Pull out each line of the data that includes the word "times".

[Stored data]
··········

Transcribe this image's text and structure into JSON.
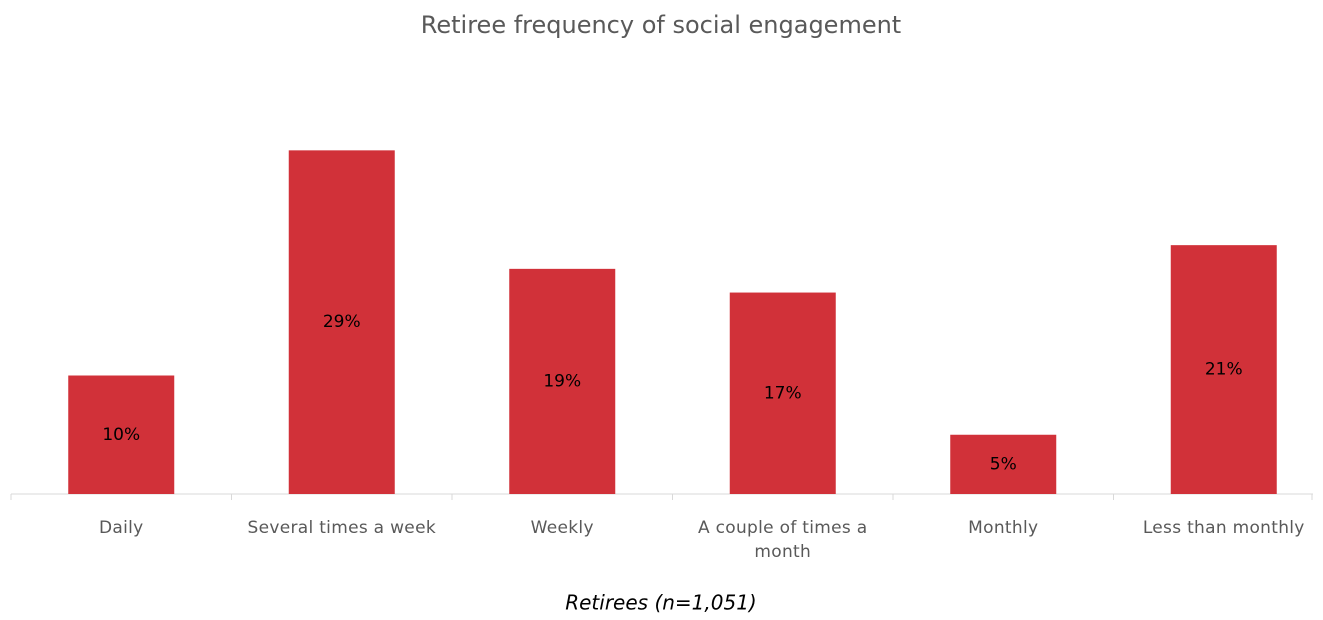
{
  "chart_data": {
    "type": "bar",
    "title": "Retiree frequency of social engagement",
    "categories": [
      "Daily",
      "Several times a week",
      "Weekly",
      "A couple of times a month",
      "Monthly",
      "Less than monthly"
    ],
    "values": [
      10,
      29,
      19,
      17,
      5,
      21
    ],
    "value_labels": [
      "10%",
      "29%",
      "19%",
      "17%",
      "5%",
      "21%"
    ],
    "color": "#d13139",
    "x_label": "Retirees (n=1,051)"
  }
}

··········

■ **Answer to the problem**
      "Several times a week",
      "A couple of times a month",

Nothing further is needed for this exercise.